> _PROBLEM STATEMENT_: Transcribe all the records exactly and omit any images they hold.

— BEGIN —

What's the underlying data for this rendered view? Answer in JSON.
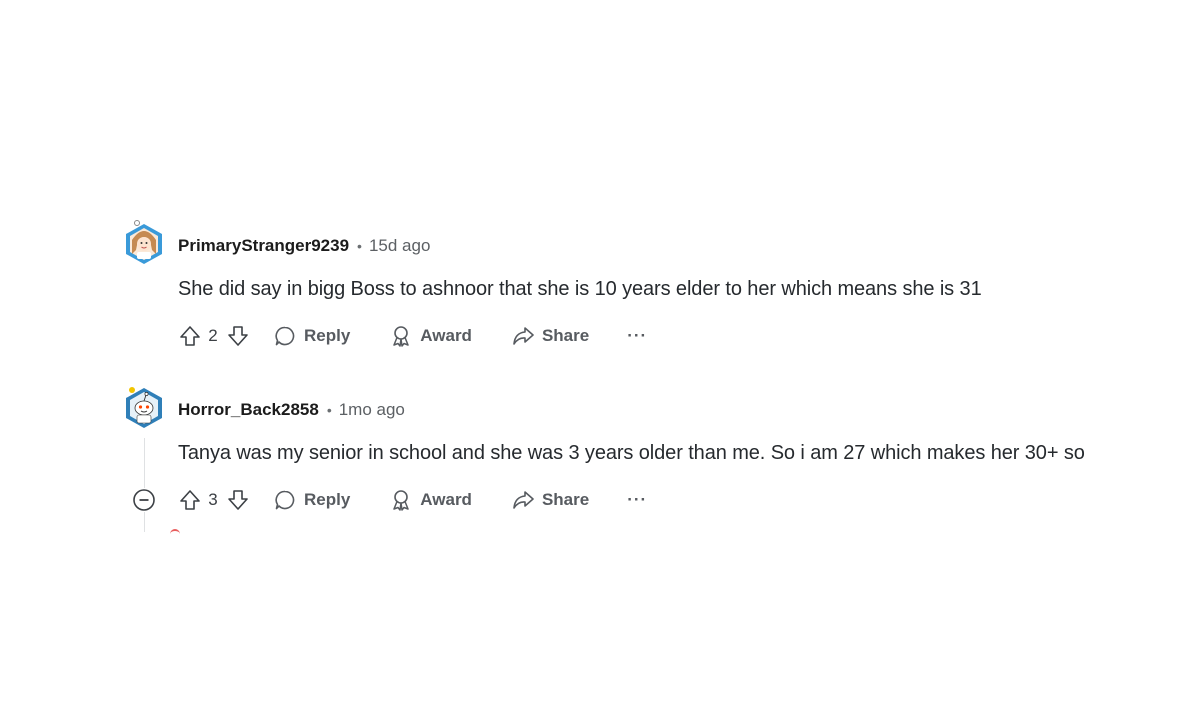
{
  "comments": [
    {
      "username": "PrimaryStranger9239",
      "separator": "•",
      "time": "15d ago",
      "body": "She did say in bigg Boss to ashnoor that she is 10 years elder to her which means she is 31",
      "score": "2",
      "actions": {
        "reply": "Reply",
        "award": "Award",
        "share": "Share",
        "more": "···"
      }
    },
    {
      "username": "Horror_Back2858",
      "separator": "•",
      "time": "1mo ago",
      "body": "Tanya was my senior in school and she was 3 years older than me. So i am 27 which makes her 30+ so",
      "score": "3",
      "actions": {
        "reply": "Reply",
        "award": "Award",
        "share": "Share",
        "more": "···"
      }
    }
  ],
  "icons": {
    "upvote": "upvote-arrow-icon",
    "downvote": "downvote-arrow-icon",
    "reply": "speech-bubble-icon",
    "award": "ribbon-award-icon",
    "share": "share-arrow-icon",
    "collapse": "minus-circle-icon"
  },
  "colors": {
    "text": "#1c1c1c",
    "muted": "#5c6064",
    "action": "#575b60",
    "thread_line": "#dfe1e3"
  }
}
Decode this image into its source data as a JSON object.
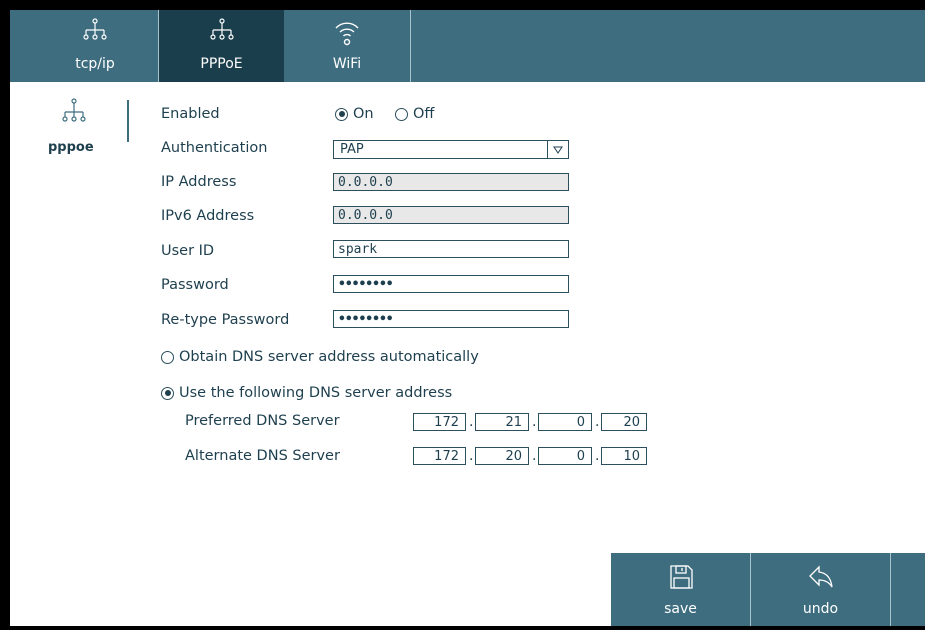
{
  "tabs": [
    {
      "label": "tcp/ip",
      "icon": "network-icon"
    },
    {
      "label": "PPPoE",
      "icon": "network-icon",
      "active": true
    },
    {
      "label": "WiFi",
      "icon": "wifi-icon"
    }
  ],
  "sidenav": {
    "label": "pppoe",
    "icon": "network-icon"
  },
  "form": {
    "enabled_label": "Enabled",
    "enabled_on": "On",
    "enabled_off": "Off",
    "enabled_value": "On",
    "auth_label": "Authentication",
    "auth_value": "PAP",
    "ip_label": "IP Address",
    "ip_value": "0.0.0.0",
    "ipv6_label": "IPv6 Address",
    "ipv6_value": "0.0.0.0",
    "userid_label": "User ID",
    "userid_value": "spark",
    "password_label": "Password",
    "password_value": "••••••••",
    "retype_label": "Re-type Password",
    "retype_value": "••••••••"
  },
  "dns": {
    "auto_label": "Obtain DNS server address automatically",
    "manual_label": "Use the following DNS server address",
    "selected": "manual",
    "preferred_label": "Preferred DNS Server",
    "preferred": [
      "172",
      "21",
      "0",
      "20"
    ],
    "alternate_label": "Alternate DNS Server",
    "alternate": [
      "172",
      "20",
      "0",
      "10"
    ]
  },
  "actions": {
    "save_label": "save",
    "undo_label": "undo"
  },
  "colors": {
    "bar": "#3e6d80",
    "active_tab": "#1b3e4d",
    "text": "#1e3f4e"
  }
}
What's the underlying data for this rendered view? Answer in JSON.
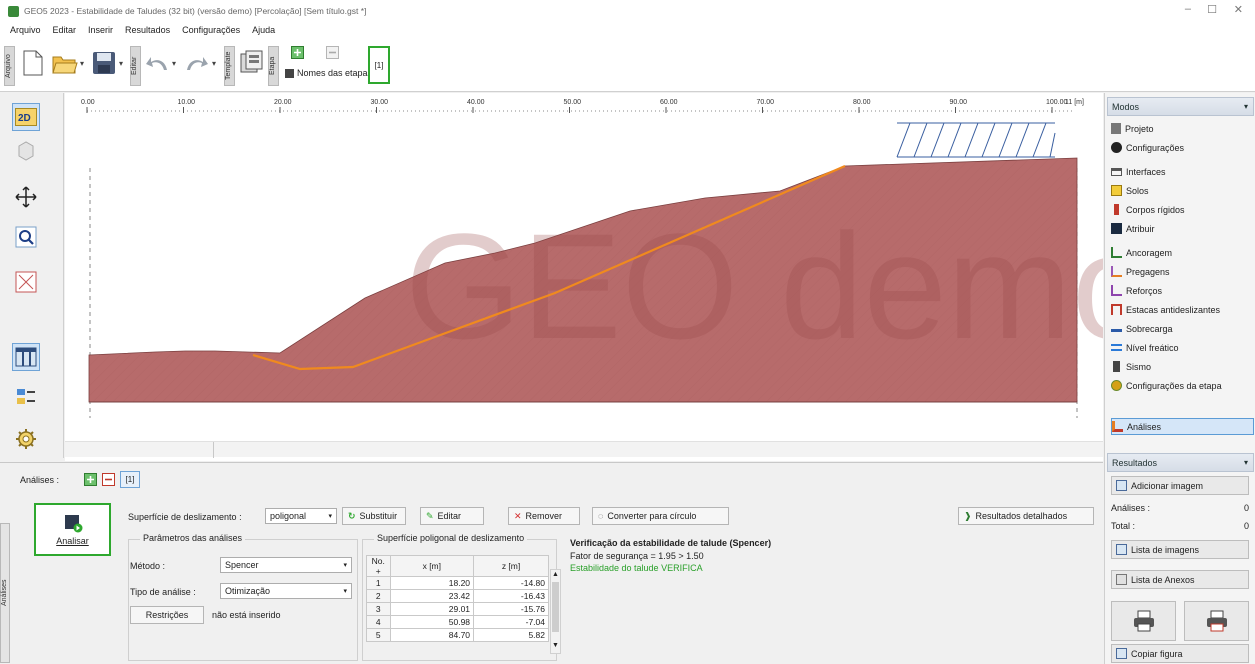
{
  "window": {
    "title": "GEO5 2023 - Estabilidade de Taludes (32 bit) (versão demo) [Percolação] [Sem título.gst *]",
    "minimize": "–",
    "maximize": "☐",
    "close": "✕"
  },
  "menu": [
    "Arquivo",
    "Editar",
    "Inserir",
    "Resultados",
    "Configurações",
    "Ajuda"
  ],
  "toolbar": {
    "tab_arquivo": "Arquivo",
    "tab_editar": "Editar",
    "tab_template": "Template",
    "tab_etapa": "Etapa",
    "stage_names_label": "Nomes das etapas",
    "stage_number": "[1]"
  },
  "ruler": {
    "ticks": [
      "0.00",
      "10.00",
      "20.00",
      "30.00",
      "40.00",
      "50.00",
      "60.00",
      "70.00",
      "80.00",
      "90.00",
      "100.00"
    ],
    "end_label": "11 [m]"
  },
  "watermark": "GEO demo",
  "modes": {
    "header": "Modos",
    "items": [
      {
        "label": "Projeto",
        "icon": "project-icon"
      },
      {
        "label": "Configurações",
        "icon": "settings-dot-icon"
      },
      {
        "label": "Interfaces",
        "icon": "interfaces-icon"
      },
      {
        "label": "Solos",
        "icon": "soils-icon"
      },
      {
        "label": "Corpos rígidos",
        "icon": "rigid-bodies-icon"
      },
      {
        "label": "Atribuir",
        "icon": "assign-icon"
      },
      {
        "label": "Ancoragem",
        "icon": "anchors-icon"
      },
      {
        "label": "Pregagens",
        "icon": "nails-icon"
      },
      {
        "label": "Reforços",
        "icon": "reinforcements-icon"
      },
      {
        "label": "Estacas antideslizantes",
        "icon": "piles-icon"
      },
      {
        "label": "Sobrecarga",
        "icon": "surcharge-icon"
      },
      {
        "label": "Nível freático",
        "icon": "water-table-icon"
      },
      {
        "label": "Sismo",
        "icon": "earthquake-icon"
      },
      {
        "label": "Configurações da etapa",
        "icon": "stage-settings-icon"
      },
      {
        "label": "Análises",
        "icon": "analysis-icon"
      }
    ]
  },
  "results": {
    "header": "Resultados",
    "add_image": "Adicionar imagem",
    "analyses_label": "Análises :",
    "analyses_value": "0",
    "total_label": "Total :",
    "total_value": "0",
    "image_list": "Lista de imagens",
    "annex_list": "Lista de Anexos",
    "copy_figure": "Copiar figura"
  },
  "bottom": {
    "side_tab": "Análises",
    "analyses_label": "Análises :",
    "analysis_index": "[1]",
    "analyse_button": "Analisar",
    "slip_surface_label": "Superfície de deslizamento :",
    "slip_surface_value": "poligonal",
    "replace": "Substituir",
    "edit": "Editar",
    "remove": "Remover",
    "convert": "Converter para círculo",
    "detailed_results": "Resultados detalhados",
    "params_title": "Parâmetros das análises",
    "method_label": "Método :",
    "method_value": "Spencer",
    "analysis_type_label": "Tipo de análise :",
    "analysis_type_value": "Otimização",
    "restrictions_button": "Restrições",
    "restrictions_status": "não está inserido",
    "poly_title": "Superfície poligonal de deslizamento",
    "poly_headers": [
      "No. +",
      "x [m]",
      "z [m]"
    ],
    "poly_rows": [
      [
        "1",
        "18.20",
        "-14.80"
      ],
      [
        "2",
        "23.42",
        "-16.43"
      ],
      [
        "3",
        "29.01",
        "-15.76"
      ],
      [
        "4",
        "50.98",
        "-7.04"
      ],
      [
        "5",
        "84.70",
        "5.82"
      ]
    ],
    "verification_title": "Verificação da estabilidade de talude (Spencer)",
    "safety_factor": "Fator de segurança = 1.95 > 1.50",
    "verdict": "Estabilidade do talude VERIFICA"
  },
  "colors": {
    "soil": "#b76b6b",
    "slip_line": "#f08a1e",
    "verdict": "#2aa02a",
    "selection": "#5b9bd5"
  }
}
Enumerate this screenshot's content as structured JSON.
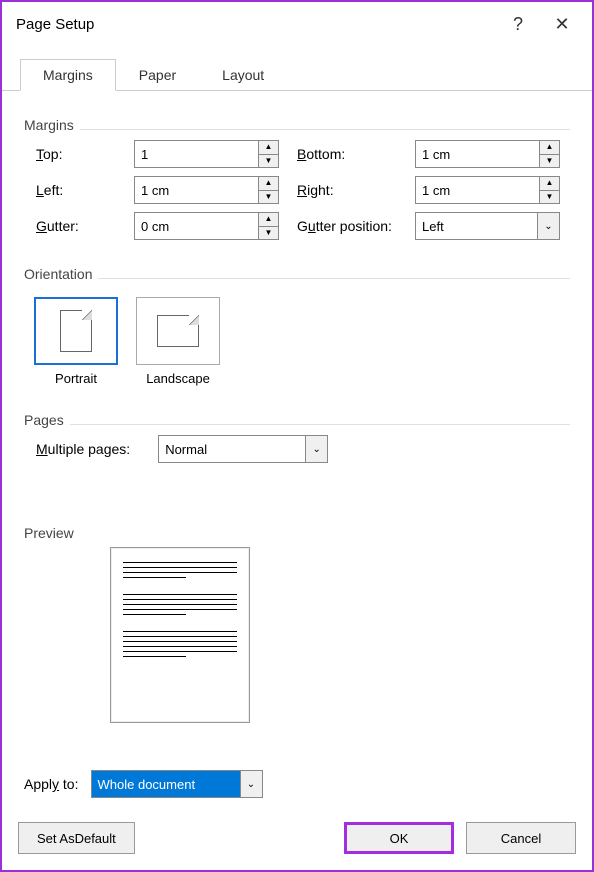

— END —

> _EXERCISE SOLUTION_:
What's the underlying data for this rendered view? Answer in JSON.
{
  "comments": [
    {
      "username": "PrimaryStranger9239",
      "separator": "•",
      "time": "15d ago",
      "body": "She did say in bigg Boss to ashnoor that she is 10 years elder to her which means she is 31",
      "score": "2",
      "actions": {
        "reply": "Reply",
        "award": "Award",
        "share": "Share",
        "more": "···"
      }
    },
    {
      "username": "Horror_Back2858",
      "separator": "•",
      "time": "1mo ago",
      "body": "Tanya was my senior in school and she was 3 years older than me. So i am 27 which makes her 30+ so",
      "score": "3",
      "actions": {
        "reply": "Reply",
        "award": "Award",
        "share": "Share",
        "more": "···"
      }
    }
  ],
  "icons": {
    "upvote": "upvote-arrow-icon",
    "downvote": "downvote-arrow-icon",
    "reply": "speech-bubble-icon",
    "award": "ribbon-award-icon",
    "share": "share-arrow-icon",
    "collapse": "minus-circle-icon"
  },
  "colors": {
    "text": "#1c1c1c",
    "muted": "#5c6064",
    "action": "#575b60",
    "thread_line": "#dfe1e3"
  }
}
Decode this image into its source data as a JSON object.
{
  "tabs": [
    {
      "label": "tcp/ip",
      "icon": "network-icon"
    },
    {
      "label": "PPPoE",
      "icon": "network-icon",
      "active": true
    },
    {
      "label": "WiFi",
      "icon": "wifi-icon"
    }
  ],
  "sidenav": {
    "label": "pppoe",
    "icon": "network-icon"
  },
  "form": {
    "enabled_label": "Enabled",
    "enabled_on": "On",
    "enabled_off": "Off",
    "enabled_value": "On",
    "auth_label": "Authentication",
    "auth_value": "PAP",
    "ip_label": "IP Address",
    "ip_value": "0.0.0.0",
    "ipv6_label": "IPv6 Address",
    "ipv6_value": "0.0.0.0",
    "userid_label": "User ID",
    "userid_value": "spark",
    "password_label": "Password",
    "password_value": "••••••••",
    "retype_label": "Re-type Password",
    "retype_value": "••••••••"
  },
  "dns": {
    "auto_label": "Obtain DNS server address automatically",
    "manual_label": "Use the following DNS server address",
    "selected": "manual",
    "preferred_label": "Preferred DNS Server",
    "preferred": [
      "172",
      "21",
      "0",
      "20"
    ],
    "alternate_label": "Alternate DNS Server",
    "alternate": [
      "172",
      "20",
      "0",
      "10"
    ]
  },
  "actions": {
    "save_label": "save",
    "undo_label": "undo"
  },
  "colors": {
    "bar": "#3e6d80",
    "active_tab": "#1b3e4d",
    "text": "#1e3f4e"
  }
}
What's the underlying data for this rendered view? Answer in JSON.
{
  "window": {
    "title": "GEO5 2023 - Estabilidade de Taludes (32 bit) (versão demo) [Percolação] [Sem título.gst *]",
    "minimize": "–",
    "maximize": "☐",
    "close": "✕"
  },
  "menu": [
    "Arquivo",
    "Editar",
    "Inserir",
    "Resultados",
    "Configurações",
    "Ajuda"
  ],
  "toolbar": {
    "tab_arquivo": "Arquivo",
    "tab_editar": "Editar",
    "tab_template": "Template",
    "tab_etapa": "Etapa",
    "stage_names_label": "Nomes das etapas",
    "stage_number": "[1]"
  },
  "ruler": {
    "ticks": [
      "0.00",
      "10.00",
      "20.00",
      "30.00",
      "40.00",
      "50.00",
      "60.00",
      "70.00",
      "80.00",
      "90.00",
      "100.00"
    ],
    "end_label": "11 [m]"
  },
  "watermark": "GEO demo",
  "modes": {
    "header": "Modos",
    "items": [
      {
        "label": "Projeto",
        "icon": "project-icon"
      },
      {
        "label": "Configurações",
        "icon": "settings-dot-icon"
      },
      {
        "label": "Interfaces",
        "icon": "interfaces-icon"
      },
      {
        "label": "Solos",
        "icon": "soils-icon"
      },
      {
        "label": "Corpos rígidos",
        "icon": "rigid-bodies-icon"
      },
      {
        "label": "Atribuir",
        "icon": "assign-icon"
      },
      {
        "label": "Ancoragem",
        "icon": "anchors-icon"
      },
      {
        "label": "Pregagens",
        "icon": "nails-icon"
      },
      {
        "label": "Reforços",
        "icon": "reinforcements-icon"
      },
      {
        "label": "Estacas antideslizantes",
        "icon": "piles-icon"
      },
      {
        "label": "Sobrecarga",
        "icon": "surcharge-icon"
      },
      {
        "label": "Nível freático",
        "icon": "water-table-icon"
      },
      {
        "label": "Sismo",
        "icon": "earthquake-icon"
      },
      {
        "label": "Configurações da etapa",
        "icon": "stage-settings-icon"
      },
      {
        "label": "Análises",
        "icon": "analysis-icon"
      }
    ]
  },
  "results": {
    "header": "Resultados",
    "add_image": "Adicionar imagem",
    "analyses_label": "Análises :",
    "analyses_value": "0",
    "total_label": "Total :",
    "total_value": "0",
    "image_list": "Lista de imagens",
    "annex_list": "Lista de Anexos",
    "copy_figure": "Copiar figura"
  },
  "bottom": {
    "side_tab": "Análises",
    "analyses_label": "Análises :",
    "analysis_index": "[1]",
    "analyse_button": "Analisar",
    "slip_surface_label": "Superfície de deslizamento :",
    "slip_surface_value": "poligonal",
    "replace": "Substituir",
    "edit": "Editar",
    "remove": "Remover",
    "convert": "Converter para círculo",
    "detailed_results": "Resultados detalhados",
    "params_title": "Parâmetros das análises",
    "method_label": "Método :",
    "method_value": "Spencer",
    "analysis_type_label": "Tipo de análise :",
    "analysis_type_value": "Otimização",
    "restrictions_button": "Restrições",
    "restrictions_status": "não está inserido",
    "poly_title": "Superfície poligonal de deslizamento",
    "poly_headers": [
      "No. +",
      "x [m]",
      "z [m]"
    ],
    "poly_rows": [
      [
        "1",
        "18.20",
        "-14.80"
      ],
      [
        "2",
        "23.42",
        "-16.43"
      ],
      [
        "3",
        "29.01",
        "-15.76"
      ],
      [
        "4",
        "50.98",
        "-7.04"
      ],
      [
        "5",
        "84.70",
        "5.82"
      ]
    ],
    "verification_title": "Verificação da estabilidade de talude (Spencer)",
    "safety_factor": "Fator de segurança = 1.95 > 1.50",
    "verdict": "Estabilidade do talude VERIFICA"
  },
  "colors": {
    "soil": "#b76b6b",
    "slip_line": "#f08a1e",
    "verdict": "#2aa02a",
    "selection": "#5b9bd5"
  }
}
Enumerate this screenshot's content as structured JSON.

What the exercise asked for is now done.